__Exercise task__: From the listing below, pull each line that includes "this".

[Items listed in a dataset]
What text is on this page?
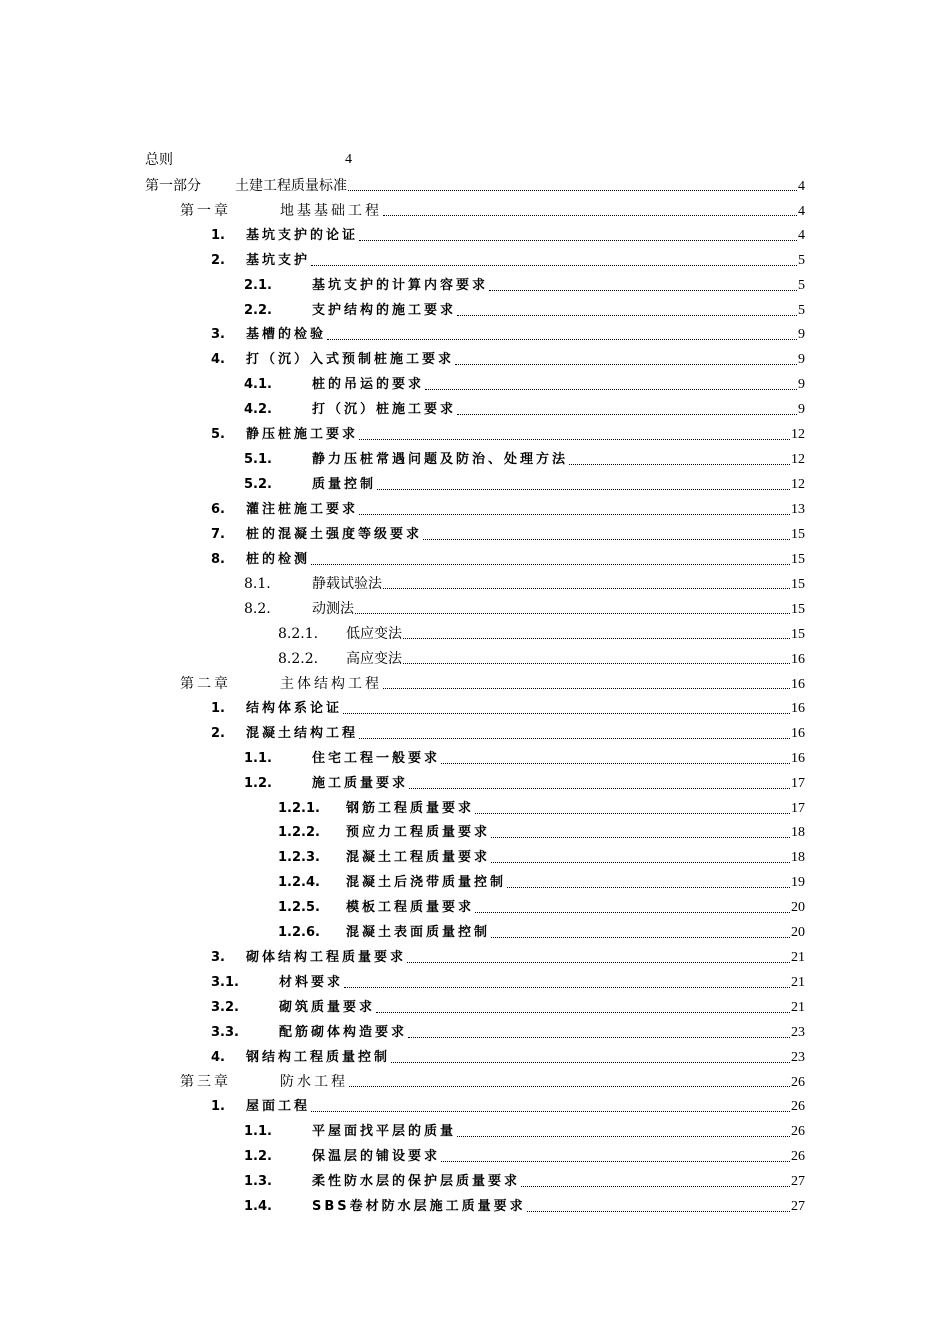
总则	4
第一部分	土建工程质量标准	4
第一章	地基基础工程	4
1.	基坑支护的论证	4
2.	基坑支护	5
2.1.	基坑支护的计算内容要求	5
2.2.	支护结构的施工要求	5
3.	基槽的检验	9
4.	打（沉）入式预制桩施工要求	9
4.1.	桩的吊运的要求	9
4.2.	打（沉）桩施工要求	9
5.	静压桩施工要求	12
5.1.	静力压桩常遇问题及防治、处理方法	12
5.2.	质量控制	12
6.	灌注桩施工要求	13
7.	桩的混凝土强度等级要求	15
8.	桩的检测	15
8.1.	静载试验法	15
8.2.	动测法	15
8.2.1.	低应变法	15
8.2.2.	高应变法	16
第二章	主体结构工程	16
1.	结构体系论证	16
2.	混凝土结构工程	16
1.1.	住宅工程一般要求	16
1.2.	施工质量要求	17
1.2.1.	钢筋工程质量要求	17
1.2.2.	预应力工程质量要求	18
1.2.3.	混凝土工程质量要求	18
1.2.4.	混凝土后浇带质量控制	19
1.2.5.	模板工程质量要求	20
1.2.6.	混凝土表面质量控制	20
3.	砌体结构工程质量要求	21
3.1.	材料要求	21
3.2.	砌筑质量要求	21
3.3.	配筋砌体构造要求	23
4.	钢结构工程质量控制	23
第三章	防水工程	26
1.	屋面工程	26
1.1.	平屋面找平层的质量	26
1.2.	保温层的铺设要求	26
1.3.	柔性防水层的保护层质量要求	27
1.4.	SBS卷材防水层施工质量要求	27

...

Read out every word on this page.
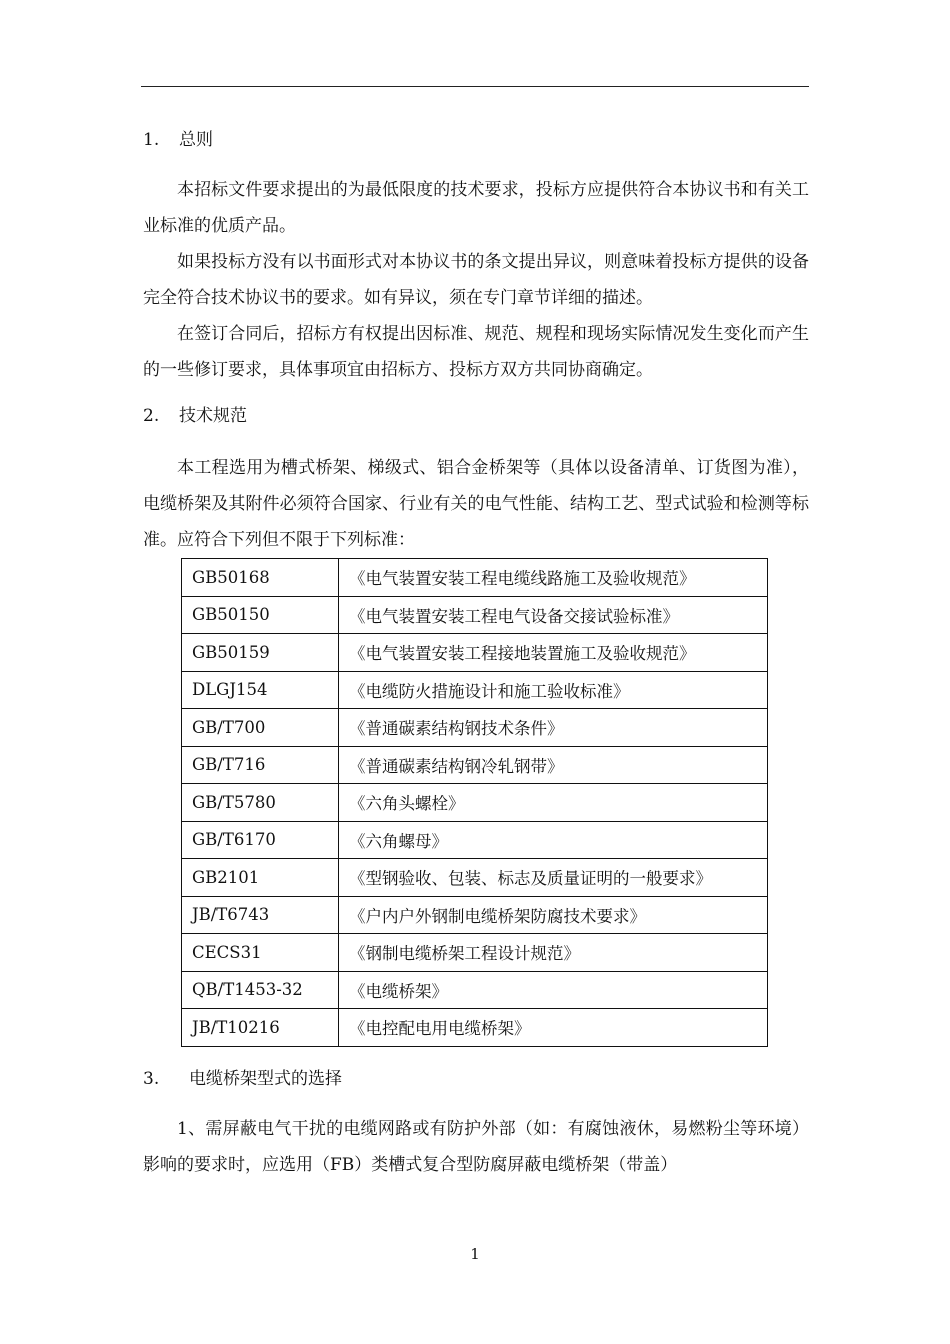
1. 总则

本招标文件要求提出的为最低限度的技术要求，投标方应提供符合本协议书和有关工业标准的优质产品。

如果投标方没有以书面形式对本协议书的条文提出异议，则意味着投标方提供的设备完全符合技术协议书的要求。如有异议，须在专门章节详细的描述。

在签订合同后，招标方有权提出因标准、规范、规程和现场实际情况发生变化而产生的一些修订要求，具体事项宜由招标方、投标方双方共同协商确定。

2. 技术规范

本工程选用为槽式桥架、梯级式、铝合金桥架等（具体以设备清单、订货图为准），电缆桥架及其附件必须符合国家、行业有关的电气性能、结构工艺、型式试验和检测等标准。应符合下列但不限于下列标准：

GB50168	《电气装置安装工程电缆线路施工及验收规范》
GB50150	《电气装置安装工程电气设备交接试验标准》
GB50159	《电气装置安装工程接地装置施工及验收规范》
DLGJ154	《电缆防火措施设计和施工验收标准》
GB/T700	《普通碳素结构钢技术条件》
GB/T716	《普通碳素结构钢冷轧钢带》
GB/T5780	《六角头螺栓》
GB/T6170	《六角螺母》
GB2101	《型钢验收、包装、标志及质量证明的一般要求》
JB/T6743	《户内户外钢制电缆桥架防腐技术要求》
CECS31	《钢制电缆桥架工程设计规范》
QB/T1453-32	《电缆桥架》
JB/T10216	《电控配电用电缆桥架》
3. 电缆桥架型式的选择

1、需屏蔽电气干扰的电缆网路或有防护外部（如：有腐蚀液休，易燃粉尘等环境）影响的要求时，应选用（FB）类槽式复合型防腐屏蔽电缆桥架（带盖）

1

__Task response__:
What text is on this page?
Read out every word on this page.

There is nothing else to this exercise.